Go through the listing beneath this task and return every line that carries the string "JSON".

**DATA IN THIS EXERCISE:**

——————

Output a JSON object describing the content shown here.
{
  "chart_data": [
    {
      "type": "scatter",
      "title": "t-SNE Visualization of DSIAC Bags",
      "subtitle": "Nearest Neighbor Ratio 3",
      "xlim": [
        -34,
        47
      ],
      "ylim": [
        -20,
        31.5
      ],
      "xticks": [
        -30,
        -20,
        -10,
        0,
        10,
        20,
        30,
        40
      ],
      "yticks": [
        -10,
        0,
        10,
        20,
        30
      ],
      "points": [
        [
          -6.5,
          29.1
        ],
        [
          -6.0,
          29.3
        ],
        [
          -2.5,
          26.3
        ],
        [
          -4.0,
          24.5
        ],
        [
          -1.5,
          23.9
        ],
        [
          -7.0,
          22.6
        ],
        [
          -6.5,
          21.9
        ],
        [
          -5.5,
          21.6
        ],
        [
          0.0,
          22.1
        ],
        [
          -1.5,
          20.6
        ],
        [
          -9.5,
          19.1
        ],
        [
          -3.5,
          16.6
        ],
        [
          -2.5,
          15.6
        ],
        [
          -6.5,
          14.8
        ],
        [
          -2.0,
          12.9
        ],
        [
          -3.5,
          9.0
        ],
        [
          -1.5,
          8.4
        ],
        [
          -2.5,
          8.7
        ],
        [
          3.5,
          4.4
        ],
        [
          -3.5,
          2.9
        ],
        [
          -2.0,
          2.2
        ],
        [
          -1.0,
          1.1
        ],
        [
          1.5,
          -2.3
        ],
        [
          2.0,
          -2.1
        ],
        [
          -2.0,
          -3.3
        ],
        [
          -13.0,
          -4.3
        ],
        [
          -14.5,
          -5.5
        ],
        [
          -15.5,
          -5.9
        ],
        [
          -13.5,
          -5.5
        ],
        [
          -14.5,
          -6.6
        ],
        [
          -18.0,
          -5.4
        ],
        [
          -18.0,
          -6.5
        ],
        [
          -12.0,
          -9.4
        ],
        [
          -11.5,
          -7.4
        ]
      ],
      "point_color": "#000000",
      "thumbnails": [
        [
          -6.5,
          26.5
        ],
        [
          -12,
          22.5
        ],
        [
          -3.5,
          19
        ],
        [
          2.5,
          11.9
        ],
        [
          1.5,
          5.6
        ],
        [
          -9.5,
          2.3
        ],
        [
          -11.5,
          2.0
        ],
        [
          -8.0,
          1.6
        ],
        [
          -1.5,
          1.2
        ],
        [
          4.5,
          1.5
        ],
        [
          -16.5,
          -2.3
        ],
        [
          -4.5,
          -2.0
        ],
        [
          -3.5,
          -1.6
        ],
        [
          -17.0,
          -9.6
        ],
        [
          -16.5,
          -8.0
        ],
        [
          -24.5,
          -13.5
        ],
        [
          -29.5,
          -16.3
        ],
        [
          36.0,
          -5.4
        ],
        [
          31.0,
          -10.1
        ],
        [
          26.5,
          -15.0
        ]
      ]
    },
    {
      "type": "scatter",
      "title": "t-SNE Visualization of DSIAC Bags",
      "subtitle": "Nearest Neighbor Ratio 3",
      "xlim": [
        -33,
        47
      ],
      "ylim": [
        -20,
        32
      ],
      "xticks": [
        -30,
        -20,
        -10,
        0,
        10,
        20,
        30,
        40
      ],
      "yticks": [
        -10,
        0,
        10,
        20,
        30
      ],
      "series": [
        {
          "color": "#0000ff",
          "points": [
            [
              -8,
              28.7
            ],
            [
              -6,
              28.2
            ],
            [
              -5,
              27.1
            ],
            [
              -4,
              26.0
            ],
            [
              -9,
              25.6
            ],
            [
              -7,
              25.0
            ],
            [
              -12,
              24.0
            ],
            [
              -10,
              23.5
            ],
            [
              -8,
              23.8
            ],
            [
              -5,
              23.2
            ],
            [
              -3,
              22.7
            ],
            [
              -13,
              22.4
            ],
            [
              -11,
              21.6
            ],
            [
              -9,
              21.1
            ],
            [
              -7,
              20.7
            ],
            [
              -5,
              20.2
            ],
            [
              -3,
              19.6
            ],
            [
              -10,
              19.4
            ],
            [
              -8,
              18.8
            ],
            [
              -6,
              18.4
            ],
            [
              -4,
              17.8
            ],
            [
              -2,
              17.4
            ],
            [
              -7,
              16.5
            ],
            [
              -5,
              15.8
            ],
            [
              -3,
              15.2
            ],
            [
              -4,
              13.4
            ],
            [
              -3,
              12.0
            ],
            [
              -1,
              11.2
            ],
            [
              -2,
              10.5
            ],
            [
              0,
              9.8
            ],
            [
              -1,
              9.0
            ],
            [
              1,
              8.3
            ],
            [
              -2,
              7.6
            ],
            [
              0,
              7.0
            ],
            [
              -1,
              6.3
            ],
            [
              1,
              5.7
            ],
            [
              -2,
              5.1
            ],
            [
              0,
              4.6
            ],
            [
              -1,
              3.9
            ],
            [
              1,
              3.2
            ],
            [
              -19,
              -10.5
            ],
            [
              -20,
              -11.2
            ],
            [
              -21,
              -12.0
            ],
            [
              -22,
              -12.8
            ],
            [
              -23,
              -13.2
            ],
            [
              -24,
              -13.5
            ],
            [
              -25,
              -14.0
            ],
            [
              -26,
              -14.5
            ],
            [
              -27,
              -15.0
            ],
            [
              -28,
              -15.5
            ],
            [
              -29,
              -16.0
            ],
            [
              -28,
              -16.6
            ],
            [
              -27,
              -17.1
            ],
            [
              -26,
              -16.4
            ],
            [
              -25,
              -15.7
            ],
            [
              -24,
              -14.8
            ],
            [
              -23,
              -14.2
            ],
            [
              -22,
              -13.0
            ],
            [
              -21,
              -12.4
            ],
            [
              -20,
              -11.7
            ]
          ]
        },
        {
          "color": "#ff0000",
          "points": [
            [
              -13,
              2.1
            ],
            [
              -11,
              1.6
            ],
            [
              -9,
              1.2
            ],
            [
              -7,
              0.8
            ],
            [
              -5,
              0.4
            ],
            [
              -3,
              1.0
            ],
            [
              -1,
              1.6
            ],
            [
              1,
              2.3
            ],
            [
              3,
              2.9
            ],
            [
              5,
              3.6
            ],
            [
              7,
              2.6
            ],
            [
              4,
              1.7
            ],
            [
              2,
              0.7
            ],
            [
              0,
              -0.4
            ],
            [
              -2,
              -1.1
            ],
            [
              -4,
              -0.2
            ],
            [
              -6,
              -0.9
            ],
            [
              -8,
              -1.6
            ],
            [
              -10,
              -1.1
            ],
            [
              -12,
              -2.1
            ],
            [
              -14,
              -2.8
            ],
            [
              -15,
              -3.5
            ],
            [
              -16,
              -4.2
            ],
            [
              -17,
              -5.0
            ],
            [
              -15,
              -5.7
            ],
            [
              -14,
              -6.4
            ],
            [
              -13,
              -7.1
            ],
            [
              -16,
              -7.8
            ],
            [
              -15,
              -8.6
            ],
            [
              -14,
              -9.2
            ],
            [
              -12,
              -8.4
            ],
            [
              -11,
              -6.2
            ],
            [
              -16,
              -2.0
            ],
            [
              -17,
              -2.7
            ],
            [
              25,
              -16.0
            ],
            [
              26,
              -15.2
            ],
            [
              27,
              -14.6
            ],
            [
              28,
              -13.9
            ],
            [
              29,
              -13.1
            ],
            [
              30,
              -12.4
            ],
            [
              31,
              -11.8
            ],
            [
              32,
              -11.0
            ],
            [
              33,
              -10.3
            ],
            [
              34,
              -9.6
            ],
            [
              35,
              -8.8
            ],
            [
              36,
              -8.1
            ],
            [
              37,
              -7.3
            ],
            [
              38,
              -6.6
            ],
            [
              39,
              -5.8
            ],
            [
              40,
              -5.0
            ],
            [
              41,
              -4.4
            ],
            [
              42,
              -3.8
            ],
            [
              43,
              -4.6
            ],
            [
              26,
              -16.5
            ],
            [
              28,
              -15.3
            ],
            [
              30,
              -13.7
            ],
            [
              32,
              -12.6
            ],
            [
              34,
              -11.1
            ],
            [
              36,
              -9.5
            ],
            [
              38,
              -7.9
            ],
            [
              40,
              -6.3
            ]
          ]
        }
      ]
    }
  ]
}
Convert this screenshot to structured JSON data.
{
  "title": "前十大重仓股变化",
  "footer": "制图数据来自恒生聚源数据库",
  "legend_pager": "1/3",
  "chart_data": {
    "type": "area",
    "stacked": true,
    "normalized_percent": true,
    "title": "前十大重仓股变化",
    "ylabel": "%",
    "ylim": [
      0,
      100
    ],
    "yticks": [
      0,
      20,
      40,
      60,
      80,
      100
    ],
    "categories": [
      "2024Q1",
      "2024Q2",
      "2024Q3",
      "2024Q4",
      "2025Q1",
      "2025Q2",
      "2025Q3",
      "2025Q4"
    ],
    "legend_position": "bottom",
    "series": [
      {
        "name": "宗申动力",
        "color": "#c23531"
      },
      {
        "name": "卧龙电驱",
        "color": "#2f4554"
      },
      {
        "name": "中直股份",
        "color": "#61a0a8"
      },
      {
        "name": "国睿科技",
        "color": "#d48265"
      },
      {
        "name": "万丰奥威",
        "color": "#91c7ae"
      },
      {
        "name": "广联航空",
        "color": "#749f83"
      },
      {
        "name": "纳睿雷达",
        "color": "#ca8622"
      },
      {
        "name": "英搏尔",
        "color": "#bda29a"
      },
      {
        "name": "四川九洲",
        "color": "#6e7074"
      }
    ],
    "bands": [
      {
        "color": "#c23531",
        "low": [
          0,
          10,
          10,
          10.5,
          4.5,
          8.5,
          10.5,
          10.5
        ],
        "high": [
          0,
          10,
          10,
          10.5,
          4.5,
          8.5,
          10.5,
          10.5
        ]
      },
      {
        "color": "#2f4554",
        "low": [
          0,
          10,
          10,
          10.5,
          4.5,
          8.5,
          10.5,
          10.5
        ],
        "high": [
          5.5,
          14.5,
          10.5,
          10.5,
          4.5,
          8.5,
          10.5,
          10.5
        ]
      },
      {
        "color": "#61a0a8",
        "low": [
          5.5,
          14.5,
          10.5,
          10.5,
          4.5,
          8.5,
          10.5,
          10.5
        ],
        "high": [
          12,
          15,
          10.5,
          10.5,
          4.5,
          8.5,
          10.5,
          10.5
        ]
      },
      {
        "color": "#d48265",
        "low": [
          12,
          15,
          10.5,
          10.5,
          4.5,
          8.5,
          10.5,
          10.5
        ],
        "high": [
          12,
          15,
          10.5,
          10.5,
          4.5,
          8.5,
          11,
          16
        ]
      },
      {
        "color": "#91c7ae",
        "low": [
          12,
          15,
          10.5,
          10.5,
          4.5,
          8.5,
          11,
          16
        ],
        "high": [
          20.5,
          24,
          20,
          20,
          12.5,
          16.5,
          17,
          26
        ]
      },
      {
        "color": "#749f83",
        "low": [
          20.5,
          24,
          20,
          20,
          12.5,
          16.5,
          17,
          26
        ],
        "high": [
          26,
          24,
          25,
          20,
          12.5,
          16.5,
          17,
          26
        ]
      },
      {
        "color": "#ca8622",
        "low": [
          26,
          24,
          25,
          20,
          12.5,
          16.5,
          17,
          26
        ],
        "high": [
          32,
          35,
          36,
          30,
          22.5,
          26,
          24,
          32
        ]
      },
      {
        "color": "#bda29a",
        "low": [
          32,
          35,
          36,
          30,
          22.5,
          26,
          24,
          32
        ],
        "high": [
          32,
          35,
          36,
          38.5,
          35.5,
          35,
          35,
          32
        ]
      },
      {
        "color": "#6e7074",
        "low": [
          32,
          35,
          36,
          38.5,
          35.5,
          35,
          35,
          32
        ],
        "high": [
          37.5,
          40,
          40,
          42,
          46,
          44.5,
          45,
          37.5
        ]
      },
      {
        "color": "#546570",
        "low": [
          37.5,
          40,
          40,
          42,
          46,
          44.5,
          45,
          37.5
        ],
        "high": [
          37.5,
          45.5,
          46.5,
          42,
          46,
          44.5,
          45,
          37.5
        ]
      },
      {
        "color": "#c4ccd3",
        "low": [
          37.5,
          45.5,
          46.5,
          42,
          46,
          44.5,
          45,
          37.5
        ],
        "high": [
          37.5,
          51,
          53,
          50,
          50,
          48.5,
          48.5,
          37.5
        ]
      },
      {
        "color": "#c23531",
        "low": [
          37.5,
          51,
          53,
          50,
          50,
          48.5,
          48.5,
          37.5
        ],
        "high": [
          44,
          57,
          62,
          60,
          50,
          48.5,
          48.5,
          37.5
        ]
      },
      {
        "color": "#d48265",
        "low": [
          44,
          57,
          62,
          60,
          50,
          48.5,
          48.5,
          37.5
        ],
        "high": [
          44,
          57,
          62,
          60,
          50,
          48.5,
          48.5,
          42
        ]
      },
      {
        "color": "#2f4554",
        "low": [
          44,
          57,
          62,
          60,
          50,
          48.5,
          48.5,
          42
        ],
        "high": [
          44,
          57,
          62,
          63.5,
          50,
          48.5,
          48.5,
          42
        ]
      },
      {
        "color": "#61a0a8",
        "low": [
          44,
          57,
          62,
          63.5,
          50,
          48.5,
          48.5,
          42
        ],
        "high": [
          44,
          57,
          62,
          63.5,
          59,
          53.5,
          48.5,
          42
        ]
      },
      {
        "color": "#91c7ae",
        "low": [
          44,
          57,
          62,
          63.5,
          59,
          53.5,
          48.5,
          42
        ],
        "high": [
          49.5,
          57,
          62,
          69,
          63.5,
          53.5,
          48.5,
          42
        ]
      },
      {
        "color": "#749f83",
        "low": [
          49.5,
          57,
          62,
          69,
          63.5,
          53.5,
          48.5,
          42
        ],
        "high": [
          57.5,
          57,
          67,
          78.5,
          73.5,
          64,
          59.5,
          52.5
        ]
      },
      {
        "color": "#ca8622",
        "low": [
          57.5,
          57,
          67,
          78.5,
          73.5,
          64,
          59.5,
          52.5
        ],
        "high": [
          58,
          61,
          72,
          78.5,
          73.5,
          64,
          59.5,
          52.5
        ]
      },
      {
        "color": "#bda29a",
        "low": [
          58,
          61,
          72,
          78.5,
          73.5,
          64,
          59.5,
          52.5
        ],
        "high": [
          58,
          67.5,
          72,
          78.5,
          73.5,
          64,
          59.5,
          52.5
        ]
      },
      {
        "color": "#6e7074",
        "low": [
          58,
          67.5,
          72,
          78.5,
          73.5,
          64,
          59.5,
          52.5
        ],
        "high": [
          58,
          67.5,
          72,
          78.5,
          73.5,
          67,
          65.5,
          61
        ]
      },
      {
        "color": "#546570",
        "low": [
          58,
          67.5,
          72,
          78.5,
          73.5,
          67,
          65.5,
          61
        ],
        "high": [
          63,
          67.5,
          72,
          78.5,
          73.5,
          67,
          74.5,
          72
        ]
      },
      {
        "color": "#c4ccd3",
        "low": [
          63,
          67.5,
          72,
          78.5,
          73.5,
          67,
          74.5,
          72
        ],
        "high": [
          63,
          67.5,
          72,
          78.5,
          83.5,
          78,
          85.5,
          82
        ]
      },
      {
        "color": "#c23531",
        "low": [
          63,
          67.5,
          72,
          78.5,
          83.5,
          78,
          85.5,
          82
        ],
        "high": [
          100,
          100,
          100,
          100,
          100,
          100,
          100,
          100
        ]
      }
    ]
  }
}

——————

**EXPECTED OUTPUT:**
Output a JSON object describing the content shown here.
Convert this screenshot to structured JSON data.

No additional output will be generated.